▶ _Excerpted data_
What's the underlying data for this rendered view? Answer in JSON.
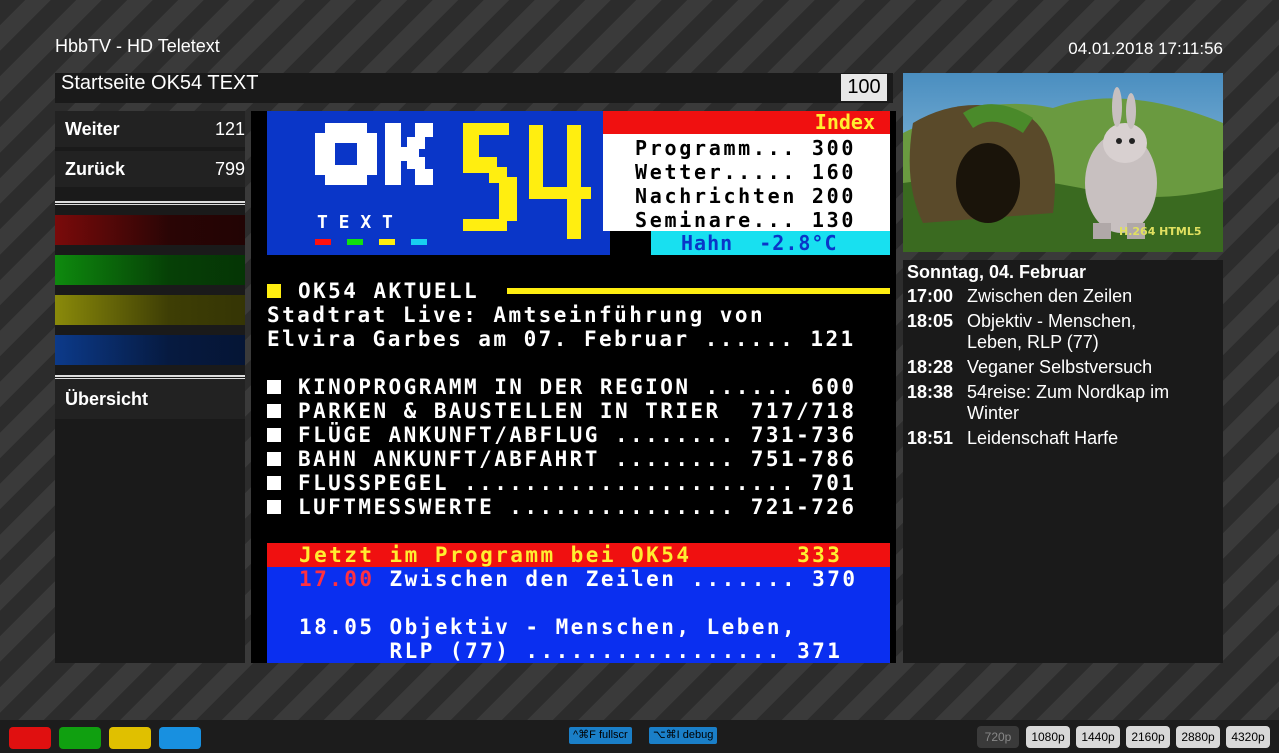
{
  "app": {
    "title": "HbbTV - HD Teletext",
    "clock": "04.01.2018 17:11:56"
  },
  "pagebar": {
    "title": "Startseite OK54 TEXT",
    "page_number": "100"
  },
  "nav": {
    "weiter": {
      "label": "Weiter",
      "page": "121"
    },
    "zurueck": {
      "label": "Zurück",
      "page": "799"
    },
    "uebersicht": "Übersicht"
  },
  "colors": {
    "red": "#e01010",
    "green": "#10a010",
    "yellow": "#e0c000",
    "blue": "#1890e0"
  },
  "teletext": {
    "logo_text": "T E X T",
    "index": {
      "header": "Index",
      "rows": [
        "Programm... 300",
        "Wetter..... 160",
        "Nachrichten 200",
        "Seminare... 130"
      ]
    },
    "weather": "Hahn  -2.8°C",
    "aktuell": {
      "heading": "OK54 AKTUELL",
      "line1": "Stadtrat Live: Amtseinführung von",
      "line2": "Elvira Garbes am 07. Februar ...... 121"
    },
    "links": [
      "KINOPROGRAMM IN DER REGION ...... 600",
      "PARKEN & BAUSTELLEN IN TRIER  717/718",
      "FLÜGE ANKUNFT/ABFLUG ........ 731-736",
      "BAHN ANKUNFT/ABFAHRT ........ 751-786",
      "FLUSSPEGEL ...................... 701",
      "LUFTMESSWERTE ............... 721-726"
    ],
    "program": {
      "header": "Jetzt im Programm bei OK54       333",
      "row1_time": "17.00",
      "row1_text": " Zwischen den Zeilen ....... 370",
      "row2": "18.05 Objektiv - Menschen, Leben,",
      "row3": "      RLP (77) ................. 371"
    }
  },
  "video": {
    "watermark": "H.264 HTML5"
  },
  "epg": {
    "date": "Sonntag, 04. Februar",
    "items": [
      {
        "time": "17:00",
        "title": "Zwischen den Zeilen"
      },
      {
        "time": "18:05",
        "title": "Objektiv - Menschen, Leben, RLP (77)"
      },
      {
        "time": "18:28",
        "title": "Veganer Selbstversuch"
      },
      {
        "time": "18:38",
        "title": "54reise: Zum Nordkap im Winter"
      },
      {
        "time": "18:51",
        "title": "Leidenschaft Harfe"
      }
    ]
  },
  "bottom": {
    "fullscreen_key": "^⌘F",
    "fullscreen_label": "fullscr",
    "debug_key": "⌥⌘I",
    "debug_label": "debug",
    "resolutions": [
      "720p",
      "1080p",
      "1440p",
      "2160p",
      "2880p",
      "4320p"
    ]
  }
}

▶ _Problem to solve_
Repeat the material above in full and unchanged, minus its images.

▶ _Solution below_
What's the underlying data for this rendered view? Answer in JSON.
{
  "app": {
    "title": "HbbTV - HD Teletext",
    "clock": "04.01.2018 17:11:56"
  },
  "pagebar": {
    "title": "Startseite OK54 TEXT",
    "page_number": "100"
  },
  "nav": {
    "weiter": {
      "label": "Weiter",
      "page": "121"
    },
    "zurueck": {
      "label": "Zurück",
      "page": "799"
    },
    "uebersicht": "Übersicht"
  },
  "colors": {
    "red": "#e01010",
    "green": "#10a010",
    "yellow": "#e0c000",
    "blue": "#1890e0"
  },
  "teletext": {
    "logo_text": "T E X T",
    "index": {
      "header": "Index",
      "rows": [
        "Programm... 300",
        "Wetter..... 160",
        "Nachrichten 200",
        "Seminare... 130"
      ]
    },
    "weather": "Hahn  -2.8°C",
    "aktuell": {
      "heading": "OK54 AKTUELL",
      "line1": "Stadtrat Live: Amtseinführung von",
      "line2": "Elvira Garbes am 07. Februar ...... 121"
    },
    "links": [
      "KINOPROGRAMM IN DER REGION ...... 600",
      "PARKEN & BAUSTELLEN IN TRIER  717/718",
      "FLÜGE ANKUNFT/ABFLUG ........ 731-736",
      "BAHN ANKUNFT/ABFAHRT ........ 751-786",
      "FLUSSPEGEL ...................... 701",
      "LUFTMESSWERTE ............... 721-726"
    ],
    "program": {
      "header": "Jetzt im Programm bei OK54       333",
      "row1_time": "17.00",
      "row1_text": " Zwischen den Zeilen ....... 370",
      "row2": "18.05 Objektiv - Menschen, Leben,",
      "row3": "      RLP (77) ................. 371"
    }
  },
  "video": {
    "watermark": "H.264 HTML5"
  },
  "epg": {
    "date": "Sonntag, 04. Februar",
    "items": [
      {
        "time": "17:00",
        "title": "Zwischen den Zeilen"
      },
      {
        "time": "18:05",
        "title": "Objektiv - Menschen, Leben, RLP (77)"
      },
      {
        "time": "18:28",
        "title": "Veganer Selbstversuch"
      },
      {
        "time": "18:38",
        "title": "54reise: Zum Nordkap im Winter"
      },
      {
        "time": "18:51",
        "title": "Leidenschaft Harfe"
      }
    ]
  },
  "bottom": {
    "fullscreen_key": "^⌘F",
    "fullscreen_label": "fullscr",
    "debug_key": "⌥⌘I",
    "debug_label": "debug",
    "resolutions": [
      "720p",
      "1080p",
      "1440p",
      "2160p",
      "2880p",
      "4320p"
    ]
  }
}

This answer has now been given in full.